→ DATASET
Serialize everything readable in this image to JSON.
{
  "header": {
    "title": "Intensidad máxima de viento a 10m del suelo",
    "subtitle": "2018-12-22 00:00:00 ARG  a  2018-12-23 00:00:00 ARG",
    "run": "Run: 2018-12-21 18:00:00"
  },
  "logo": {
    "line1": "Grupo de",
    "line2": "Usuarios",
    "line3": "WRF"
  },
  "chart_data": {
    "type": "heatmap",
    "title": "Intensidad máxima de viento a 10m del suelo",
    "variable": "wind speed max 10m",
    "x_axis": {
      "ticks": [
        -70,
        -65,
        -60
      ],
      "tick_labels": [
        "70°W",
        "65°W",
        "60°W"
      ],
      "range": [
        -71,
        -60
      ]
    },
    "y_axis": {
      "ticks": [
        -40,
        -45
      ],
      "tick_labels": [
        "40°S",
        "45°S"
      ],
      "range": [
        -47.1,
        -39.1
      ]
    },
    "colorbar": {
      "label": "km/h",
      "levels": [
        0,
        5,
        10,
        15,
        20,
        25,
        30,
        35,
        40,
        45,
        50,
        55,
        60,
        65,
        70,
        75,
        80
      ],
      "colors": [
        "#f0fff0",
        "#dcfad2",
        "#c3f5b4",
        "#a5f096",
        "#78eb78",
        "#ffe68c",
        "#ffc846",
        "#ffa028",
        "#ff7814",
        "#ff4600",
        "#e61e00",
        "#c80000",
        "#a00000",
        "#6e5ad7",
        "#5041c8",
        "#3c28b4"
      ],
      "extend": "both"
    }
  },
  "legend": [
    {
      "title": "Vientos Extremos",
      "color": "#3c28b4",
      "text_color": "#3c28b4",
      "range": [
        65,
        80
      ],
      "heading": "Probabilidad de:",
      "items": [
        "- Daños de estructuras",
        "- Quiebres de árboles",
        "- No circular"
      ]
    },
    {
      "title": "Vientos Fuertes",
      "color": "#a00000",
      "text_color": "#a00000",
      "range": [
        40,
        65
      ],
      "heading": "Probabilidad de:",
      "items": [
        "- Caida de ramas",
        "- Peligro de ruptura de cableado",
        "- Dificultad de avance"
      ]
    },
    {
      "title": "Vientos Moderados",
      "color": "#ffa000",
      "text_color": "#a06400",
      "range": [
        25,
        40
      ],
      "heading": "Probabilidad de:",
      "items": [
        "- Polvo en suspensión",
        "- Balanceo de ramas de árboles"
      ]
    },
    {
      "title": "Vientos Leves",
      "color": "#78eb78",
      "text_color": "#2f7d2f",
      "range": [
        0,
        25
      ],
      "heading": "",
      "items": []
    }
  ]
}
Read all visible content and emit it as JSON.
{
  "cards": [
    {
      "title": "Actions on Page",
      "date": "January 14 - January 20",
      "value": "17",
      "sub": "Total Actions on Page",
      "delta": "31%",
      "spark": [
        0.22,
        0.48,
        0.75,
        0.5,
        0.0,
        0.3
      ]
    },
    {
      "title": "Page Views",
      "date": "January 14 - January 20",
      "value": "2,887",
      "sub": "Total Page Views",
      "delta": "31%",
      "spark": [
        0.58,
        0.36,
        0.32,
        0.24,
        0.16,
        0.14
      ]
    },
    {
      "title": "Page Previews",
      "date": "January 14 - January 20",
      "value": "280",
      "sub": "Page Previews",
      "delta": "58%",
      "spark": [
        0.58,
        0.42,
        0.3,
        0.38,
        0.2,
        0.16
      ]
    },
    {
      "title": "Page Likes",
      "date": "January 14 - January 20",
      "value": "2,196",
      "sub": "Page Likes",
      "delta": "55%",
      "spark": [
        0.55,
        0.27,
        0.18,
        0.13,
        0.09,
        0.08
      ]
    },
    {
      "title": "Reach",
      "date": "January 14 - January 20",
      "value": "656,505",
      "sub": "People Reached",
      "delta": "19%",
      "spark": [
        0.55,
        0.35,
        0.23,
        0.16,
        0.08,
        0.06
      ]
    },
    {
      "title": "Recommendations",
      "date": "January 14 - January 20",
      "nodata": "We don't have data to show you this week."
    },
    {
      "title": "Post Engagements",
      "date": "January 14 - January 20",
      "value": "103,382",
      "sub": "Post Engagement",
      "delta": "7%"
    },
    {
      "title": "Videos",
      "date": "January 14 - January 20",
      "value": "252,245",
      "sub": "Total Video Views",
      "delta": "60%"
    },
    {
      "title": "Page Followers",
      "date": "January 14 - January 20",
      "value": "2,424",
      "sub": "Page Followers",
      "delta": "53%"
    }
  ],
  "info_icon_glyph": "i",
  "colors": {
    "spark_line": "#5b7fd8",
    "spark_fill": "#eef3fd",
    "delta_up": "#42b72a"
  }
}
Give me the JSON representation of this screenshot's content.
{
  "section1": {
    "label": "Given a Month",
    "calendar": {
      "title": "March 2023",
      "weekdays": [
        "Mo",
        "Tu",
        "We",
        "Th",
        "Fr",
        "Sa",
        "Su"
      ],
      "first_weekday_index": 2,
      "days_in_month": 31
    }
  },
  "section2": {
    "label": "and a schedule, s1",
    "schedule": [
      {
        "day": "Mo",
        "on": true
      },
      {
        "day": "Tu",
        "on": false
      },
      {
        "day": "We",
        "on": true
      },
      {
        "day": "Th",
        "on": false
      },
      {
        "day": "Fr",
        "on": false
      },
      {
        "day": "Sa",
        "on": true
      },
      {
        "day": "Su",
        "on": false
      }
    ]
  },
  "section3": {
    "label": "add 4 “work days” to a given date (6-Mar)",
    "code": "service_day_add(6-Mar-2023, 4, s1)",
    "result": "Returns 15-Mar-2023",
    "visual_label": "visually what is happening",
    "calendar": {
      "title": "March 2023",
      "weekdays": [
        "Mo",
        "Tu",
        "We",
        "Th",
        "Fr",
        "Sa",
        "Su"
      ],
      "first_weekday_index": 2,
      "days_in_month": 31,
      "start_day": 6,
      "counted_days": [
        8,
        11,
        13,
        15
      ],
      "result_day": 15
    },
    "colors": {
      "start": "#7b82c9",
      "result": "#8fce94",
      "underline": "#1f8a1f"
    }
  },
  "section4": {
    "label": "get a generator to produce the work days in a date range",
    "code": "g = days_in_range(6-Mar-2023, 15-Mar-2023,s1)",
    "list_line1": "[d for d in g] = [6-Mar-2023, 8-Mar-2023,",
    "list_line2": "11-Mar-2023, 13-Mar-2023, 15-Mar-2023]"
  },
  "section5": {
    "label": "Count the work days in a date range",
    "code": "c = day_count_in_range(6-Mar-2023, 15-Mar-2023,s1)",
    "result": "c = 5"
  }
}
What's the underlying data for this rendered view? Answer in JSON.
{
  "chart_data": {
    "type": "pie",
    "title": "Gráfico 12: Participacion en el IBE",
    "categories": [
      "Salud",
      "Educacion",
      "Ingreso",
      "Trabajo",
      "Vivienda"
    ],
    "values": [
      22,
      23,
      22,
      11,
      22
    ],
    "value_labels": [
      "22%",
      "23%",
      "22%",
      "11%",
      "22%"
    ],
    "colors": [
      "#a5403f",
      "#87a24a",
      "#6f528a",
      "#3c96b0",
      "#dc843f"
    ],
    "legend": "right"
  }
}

→ DIRECTIONS
Each line that has the word "code" should be copied.

→ RESULT OF THIS EXERCISE
    "code": "service_day_add(6-Mar-2023, 4, s1)",
    "code": "g = days_in_range(6-Mar-2023, 15-Mar-2023,s1)",
    "code": "c = day_count_in_range(6-Mar-2023, 15-Mar-2023,s1)",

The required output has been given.